**WORK ORDER:** Only lines with the string "structured" should be returned from the data below.

Extracted records:
"""

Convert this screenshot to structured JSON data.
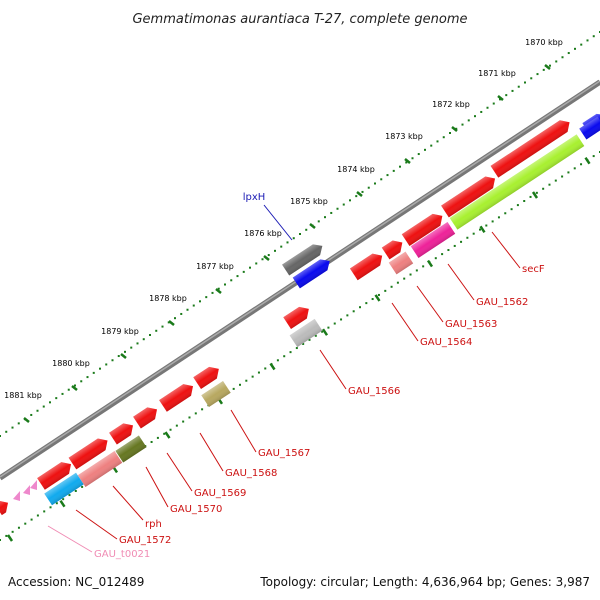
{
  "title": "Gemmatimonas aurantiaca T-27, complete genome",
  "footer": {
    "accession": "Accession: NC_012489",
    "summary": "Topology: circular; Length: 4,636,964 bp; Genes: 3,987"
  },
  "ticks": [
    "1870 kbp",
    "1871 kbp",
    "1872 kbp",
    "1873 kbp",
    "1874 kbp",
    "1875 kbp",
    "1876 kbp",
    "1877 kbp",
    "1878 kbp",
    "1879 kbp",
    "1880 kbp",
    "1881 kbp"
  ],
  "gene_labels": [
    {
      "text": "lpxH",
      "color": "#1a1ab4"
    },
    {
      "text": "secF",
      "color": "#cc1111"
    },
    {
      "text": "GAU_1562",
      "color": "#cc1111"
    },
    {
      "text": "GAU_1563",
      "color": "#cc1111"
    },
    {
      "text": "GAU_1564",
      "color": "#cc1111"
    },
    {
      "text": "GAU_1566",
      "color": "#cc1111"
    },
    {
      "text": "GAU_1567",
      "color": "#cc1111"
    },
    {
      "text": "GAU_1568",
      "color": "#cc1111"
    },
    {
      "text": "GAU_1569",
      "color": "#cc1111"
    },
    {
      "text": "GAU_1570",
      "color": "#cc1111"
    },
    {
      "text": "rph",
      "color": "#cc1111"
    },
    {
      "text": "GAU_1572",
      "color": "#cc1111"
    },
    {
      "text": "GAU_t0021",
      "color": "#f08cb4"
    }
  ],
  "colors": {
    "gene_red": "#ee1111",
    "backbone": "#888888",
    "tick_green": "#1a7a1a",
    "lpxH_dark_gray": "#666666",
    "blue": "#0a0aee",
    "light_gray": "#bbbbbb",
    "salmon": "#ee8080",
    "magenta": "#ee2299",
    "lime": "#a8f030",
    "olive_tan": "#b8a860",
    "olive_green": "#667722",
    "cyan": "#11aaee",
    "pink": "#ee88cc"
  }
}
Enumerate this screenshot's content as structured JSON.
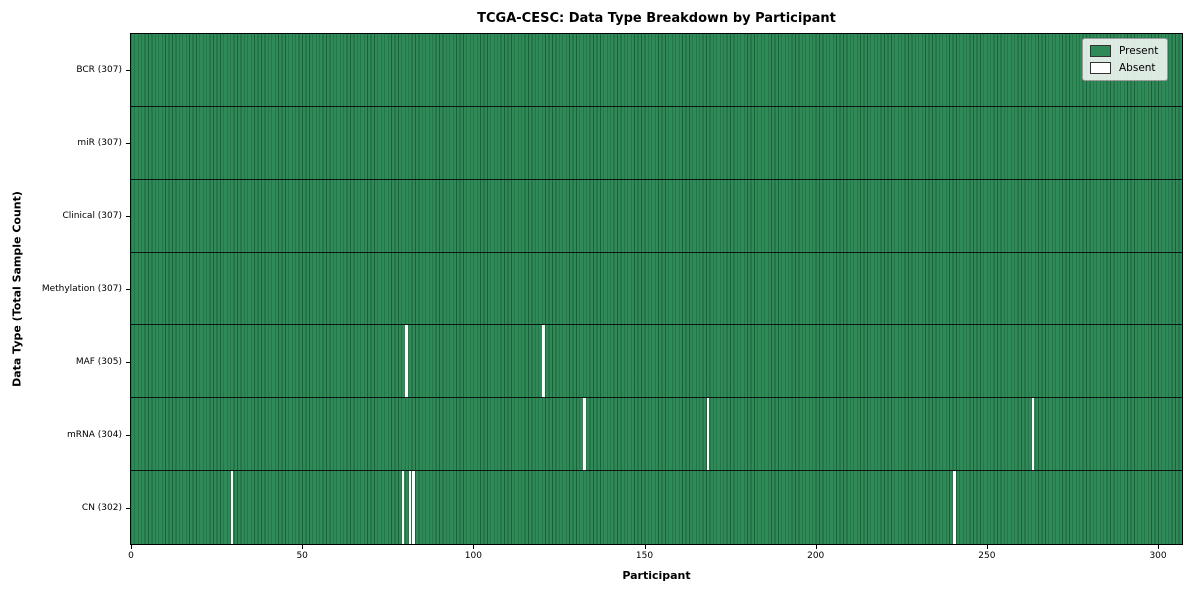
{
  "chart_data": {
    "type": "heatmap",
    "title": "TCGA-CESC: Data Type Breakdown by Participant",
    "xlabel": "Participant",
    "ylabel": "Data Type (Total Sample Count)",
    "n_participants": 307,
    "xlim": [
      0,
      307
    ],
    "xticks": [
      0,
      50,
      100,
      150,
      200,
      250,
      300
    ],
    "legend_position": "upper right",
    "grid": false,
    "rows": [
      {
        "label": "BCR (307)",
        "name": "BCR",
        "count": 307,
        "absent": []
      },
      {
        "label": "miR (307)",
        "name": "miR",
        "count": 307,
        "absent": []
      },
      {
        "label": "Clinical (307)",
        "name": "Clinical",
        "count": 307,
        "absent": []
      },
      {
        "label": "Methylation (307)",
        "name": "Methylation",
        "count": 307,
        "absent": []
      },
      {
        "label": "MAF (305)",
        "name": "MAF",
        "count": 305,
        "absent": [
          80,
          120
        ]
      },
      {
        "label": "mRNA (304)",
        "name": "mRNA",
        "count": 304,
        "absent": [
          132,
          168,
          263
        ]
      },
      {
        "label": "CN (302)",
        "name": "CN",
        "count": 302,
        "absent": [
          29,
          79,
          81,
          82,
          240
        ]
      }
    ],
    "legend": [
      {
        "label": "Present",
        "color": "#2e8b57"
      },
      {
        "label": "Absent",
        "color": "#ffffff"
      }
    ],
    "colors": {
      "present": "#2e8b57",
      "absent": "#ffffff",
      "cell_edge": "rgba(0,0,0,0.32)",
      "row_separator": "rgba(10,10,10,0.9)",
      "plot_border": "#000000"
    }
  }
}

"""
"""

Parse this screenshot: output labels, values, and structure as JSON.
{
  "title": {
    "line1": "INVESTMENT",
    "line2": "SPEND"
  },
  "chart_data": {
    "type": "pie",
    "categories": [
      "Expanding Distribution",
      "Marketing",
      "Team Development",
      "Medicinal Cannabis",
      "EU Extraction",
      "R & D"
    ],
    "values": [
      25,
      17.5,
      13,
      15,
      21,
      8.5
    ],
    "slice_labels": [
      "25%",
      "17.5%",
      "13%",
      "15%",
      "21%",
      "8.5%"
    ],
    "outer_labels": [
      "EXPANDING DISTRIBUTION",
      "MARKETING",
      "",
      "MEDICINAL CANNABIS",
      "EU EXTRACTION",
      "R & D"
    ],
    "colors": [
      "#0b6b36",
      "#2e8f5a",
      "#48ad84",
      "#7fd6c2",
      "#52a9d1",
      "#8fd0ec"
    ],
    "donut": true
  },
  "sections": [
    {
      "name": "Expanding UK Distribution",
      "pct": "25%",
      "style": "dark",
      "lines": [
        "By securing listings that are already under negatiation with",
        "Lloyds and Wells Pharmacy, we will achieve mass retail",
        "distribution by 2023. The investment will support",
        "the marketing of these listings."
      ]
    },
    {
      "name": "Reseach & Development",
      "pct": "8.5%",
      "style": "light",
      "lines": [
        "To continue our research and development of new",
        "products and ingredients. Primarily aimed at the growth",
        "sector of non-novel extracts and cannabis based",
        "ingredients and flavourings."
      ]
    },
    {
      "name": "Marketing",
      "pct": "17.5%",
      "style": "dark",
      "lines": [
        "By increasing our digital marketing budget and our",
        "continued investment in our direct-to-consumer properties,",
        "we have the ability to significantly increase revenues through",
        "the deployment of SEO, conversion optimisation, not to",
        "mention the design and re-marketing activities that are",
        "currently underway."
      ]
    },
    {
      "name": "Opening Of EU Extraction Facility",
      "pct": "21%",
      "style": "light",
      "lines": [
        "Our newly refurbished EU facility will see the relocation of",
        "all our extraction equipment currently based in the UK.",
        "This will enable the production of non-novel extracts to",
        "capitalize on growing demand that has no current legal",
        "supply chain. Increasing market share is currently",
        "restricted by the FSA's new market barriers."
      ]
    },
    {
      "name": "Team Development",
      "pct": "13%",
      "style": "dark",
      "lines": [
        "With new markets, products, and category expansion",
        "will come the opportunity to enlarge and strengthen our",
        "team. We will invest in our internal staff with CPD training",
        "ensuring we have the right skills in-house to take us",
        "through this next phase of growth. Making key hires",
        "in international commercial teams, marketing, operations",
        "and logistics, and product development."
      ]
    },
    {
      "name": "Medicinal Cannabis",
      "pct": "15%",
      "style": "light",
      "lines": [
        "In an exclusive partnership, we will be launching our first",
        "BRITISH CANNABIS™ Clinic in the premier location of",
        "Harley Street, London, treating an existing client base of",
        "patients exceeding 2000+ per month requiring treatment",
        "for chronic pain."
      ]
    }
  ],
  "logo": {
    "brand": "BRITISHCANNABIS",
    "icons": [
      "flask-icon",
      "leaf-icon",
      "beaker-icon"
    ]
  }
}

"""
"""

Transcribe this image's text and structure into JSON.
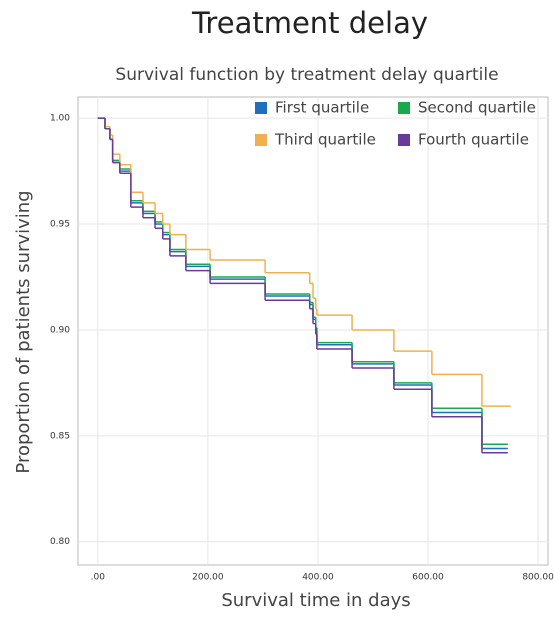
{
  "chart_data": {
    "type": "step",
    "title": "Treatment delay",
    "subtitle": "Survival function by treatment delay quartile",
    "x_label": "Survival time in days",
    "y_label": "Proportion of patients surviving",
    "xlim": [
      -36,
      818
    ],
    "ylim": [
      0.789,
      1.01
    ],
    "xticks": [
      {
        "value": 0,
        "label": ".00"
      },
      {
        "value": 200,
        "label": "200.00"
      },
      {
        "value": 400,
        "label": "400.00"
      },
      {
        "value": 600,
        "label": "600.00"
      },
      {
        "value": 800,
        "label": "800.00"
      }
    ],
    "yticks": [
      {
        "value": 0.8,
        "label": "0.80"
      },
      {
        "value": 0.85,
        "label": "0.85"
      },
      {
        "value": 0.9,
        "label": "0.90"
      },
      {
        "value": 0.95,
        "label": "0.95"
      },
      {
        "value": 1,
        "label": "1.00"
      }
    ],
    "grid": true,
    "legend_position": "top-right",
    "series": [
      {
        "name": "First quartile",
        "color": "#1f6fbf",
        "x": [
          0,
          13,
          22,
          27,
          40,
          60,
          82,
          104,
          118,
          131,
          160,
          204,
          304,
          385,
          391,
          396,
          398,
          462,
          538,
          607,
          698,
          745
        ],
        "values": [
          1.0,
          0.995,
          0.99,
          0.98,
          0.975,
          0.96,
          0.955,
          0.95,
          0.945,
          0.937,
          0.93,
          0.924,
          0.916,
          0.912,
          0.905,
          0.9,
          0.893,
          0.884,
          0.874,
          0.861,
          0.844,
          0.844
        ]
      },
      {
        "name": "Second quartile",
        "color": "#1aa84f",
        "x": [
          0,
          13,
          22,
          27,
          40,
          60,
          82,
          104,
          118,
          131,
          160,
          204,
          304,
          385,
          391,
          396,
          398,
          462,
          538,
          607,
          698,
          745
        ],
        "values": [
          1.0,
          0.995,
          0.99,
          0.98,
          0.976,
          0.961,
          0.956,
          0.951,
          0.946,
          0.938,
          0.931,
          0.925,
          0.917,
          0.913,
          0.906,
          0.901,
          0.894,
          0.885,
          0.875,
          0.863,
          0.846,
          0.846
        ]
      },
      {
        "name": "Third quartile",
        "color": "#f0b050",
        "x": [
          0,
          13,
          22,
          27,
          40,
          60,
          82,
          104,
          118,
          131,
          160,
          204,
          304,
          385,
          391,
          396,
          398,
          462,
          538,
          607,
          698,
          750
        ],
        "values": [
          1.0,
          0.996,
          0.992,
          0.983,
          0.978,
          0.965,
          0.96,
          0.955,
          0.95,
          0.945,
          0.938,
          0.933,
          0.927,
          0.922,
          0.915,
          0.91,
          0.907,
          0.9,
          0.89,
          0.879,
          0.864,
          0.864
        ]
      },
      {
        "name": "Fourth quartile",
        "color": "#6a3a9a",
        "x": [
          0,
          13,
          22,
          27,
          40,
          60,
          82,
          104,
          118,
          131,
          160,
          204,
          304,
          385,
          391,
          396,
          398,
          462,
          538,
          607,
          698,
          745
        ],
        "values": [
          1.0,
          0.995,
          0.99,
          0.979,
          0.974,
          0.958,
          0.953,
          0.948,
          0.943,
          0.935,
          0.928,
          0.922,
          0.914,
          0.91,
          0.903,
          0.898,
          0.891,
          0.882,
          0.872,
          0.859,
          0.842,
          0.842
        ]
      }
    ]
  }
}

"""

**RESPONSE TO THE TASK:**
Convert this screenshot to structured JSON data.
Enumerate this screenshot's content as structured JSON.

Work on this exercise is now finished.